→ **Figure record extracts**
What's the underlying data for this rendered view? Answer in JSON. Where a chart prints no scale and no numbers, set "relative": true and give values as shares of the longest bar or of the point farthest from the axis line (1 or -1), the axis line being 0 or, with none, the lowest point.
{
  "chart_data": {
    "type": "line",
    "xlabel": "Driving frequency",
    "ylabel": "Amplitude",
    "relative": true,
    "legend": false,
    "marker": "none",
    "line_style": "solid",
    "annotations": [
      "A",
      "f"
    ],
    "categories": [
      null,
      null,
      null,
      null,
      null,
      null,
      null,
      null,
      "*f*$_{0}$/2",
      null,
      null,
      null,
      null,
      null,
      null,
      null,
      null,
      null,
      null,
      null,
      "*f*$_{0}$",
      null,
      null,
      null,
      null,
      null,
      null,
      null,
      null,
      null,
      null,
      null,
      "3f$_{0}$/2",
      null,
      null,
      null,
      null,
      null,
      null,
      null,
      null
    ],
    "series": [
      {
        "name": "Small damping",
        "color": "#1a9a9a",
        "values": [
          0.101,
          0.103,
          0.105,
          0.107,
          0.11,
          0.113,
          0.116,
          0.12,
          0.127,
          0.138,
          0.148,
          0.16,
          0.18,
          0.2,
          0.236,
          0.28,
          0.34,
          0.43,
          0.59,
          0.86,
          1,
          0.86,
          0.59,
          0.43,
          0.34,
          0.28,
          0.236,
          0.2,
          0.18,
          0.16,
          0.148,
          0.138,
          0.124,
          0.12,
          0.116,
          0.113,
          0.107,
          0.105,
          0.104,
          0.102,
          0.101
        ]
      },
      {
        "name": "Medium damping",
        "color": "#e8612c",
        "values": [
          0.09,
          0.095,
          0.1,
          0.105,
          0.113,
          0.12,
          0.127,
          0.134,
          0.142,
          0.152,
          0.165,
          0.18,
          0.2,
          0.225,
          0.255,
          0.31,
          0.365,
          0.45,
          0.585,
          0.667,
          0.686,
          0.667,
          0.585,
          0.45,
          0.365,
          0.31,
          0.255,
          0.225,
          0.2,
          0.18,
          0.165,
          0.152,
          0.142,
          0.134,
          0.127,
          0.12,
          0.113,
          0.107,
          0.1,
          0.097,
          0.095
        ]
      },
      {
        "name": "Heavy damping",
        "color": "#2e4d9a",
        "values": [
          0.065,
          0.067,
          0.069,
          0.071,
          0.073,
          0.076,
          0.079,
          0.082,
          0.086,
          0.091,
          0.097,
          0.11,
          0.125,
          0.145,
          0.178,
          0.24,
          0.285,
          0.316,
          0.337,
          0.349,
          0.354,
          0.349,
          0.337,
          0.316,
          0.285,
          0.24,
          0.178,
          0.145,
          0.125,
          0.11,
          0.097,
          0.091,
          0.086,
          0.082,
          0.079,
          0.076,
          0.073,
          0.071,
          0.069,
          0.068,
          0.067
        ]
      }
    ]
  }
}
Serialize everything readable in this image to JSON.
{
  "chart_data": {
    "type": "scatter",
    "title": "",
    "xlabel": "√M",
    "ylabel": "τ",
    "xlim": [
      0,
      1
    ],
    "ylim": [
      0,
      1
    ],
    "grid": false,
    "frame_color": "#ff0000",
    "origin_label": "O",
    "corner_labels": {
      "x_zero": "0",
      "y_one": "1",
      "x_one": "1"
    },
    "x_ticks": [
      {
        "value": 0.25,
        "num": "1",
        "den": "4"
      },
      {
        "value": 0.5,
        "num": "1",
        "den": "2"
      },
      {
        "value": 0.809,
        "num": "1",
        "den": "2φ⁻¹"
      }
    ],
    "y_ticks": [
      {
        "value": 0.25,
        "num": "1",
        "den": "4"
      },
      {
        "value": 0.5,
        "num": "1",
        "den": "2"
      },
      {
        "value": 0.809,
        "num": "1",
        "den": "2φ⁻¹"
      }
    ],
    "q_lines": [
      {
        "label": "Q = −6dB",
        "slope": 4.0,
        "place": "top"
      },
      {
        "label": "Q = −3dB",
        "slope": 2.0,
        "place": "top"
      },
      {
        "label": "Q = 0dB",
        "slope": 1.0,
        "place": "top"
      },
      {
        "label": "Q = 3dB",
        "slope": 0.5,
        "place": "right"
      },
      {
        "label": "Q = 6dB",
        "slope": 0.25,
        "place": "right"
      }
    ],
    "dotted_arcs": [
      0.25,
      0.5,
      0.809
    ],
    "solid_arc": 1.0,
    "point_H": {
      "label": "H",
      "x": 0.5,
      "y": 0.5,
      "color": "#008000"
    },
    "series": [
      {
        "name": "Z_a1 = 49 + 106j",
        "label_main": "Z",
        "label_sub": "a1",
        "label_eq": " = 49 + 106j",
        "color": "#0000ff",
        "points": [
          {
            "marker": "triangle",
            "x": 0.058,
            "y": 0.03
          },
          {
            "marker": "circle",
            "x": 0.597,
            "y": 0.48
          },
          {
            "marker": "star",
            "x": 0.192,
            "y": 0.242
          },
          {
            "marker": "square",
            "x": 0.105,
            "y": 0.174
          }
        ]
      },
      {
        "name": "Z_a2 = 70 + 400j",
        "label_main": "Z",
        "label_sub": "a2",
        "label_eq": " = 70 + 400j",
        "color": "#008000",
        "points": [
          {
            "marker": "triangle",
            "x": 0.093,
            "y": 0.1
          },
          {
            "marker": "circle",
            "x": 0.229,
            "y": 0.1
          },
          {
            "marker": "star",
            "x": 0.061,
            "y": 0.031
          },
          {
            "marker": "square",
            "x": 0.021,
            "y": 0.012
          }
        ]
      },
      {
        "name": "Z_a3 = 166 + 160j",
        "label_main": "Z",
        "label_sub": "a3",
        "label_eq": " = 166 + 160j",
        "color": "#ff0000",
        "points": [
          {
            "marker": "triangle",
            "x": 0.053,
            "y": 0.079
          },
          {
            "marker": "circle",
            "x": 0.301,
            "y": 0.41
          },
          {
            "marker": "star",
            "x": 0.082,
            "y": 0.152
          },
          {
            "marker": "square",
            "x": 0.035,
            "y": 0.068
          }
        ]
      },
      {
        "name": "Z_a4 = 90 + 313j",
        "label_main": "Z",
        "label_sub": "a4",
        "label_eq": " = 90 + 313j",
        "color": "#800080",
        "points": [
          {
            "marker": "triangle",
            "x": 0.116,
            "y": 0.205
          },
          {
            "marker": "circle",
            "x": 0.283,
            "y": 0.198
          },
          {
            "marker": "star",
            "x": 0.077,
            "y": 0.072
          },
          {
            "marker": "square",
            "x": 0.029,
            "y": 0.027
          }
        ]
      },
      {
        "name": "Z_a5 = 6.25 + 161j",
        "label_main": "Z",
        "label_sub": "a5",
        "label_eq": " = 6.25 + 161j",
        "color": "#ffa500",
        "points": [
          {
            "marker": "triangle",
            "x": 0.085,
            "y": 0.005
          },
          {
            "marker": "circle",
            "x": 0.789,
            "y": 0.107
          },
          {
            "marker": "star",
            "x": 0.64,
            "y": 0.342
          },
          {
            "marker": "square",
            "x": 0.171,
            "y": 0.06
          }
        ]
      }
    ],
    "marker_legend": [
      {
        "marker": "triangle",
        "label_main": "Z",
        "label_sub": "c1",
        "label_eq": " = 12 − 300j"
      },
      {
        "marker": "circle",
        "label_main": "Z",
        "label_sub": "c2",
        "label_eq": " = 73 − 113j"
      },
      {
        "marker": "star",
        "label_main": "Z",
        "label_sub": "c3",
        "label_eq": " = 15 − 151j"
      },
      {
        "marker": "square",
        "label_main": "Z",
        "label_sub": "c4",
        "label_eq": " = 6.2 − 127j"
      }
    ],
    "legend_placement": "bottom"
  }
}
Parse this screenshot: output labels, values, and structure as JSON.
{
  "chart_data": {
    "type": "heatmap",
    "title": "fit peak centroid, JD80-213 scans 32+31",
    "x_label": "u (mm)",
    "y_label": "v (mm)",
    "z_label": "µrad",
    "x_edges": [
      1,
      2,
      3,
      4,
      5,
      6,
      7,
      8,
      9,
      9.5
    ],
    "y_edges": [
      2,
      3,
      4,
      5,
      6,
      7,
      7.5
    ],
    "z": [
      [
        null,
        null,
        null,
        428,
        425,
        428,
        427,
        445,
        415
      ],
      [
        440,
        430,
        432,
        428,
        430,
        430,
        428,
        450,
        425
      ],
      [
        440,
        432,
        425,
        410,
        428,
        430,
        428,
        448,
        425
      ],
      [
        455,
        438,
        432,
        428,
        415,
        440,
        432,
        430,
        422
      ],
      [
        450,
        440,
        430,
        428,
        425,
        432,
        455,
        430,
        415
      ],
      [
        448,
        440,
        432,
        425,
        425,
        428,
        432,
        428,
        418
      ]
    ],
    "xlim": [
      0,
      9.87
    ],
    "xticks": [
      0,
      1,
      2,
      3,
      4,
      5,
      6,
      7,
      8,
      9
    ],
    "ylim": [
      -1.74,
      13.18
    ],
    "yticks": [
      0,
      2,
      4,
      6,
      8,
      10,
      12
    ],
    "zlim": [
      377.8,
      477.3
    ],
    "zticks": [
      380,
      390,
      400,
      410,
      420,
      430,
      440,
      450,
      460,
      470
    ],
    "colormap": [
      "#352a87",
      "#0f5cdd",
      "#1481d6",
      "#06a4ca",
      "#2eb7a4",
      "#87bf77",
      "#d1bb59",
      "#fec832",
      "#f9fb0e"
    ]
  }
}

→ **Goal**
List every line in the records above that contains the word "title".

→ **Response**
    "title": "",
    "title": "fit peak centroid, JD80-213 scans 32+31",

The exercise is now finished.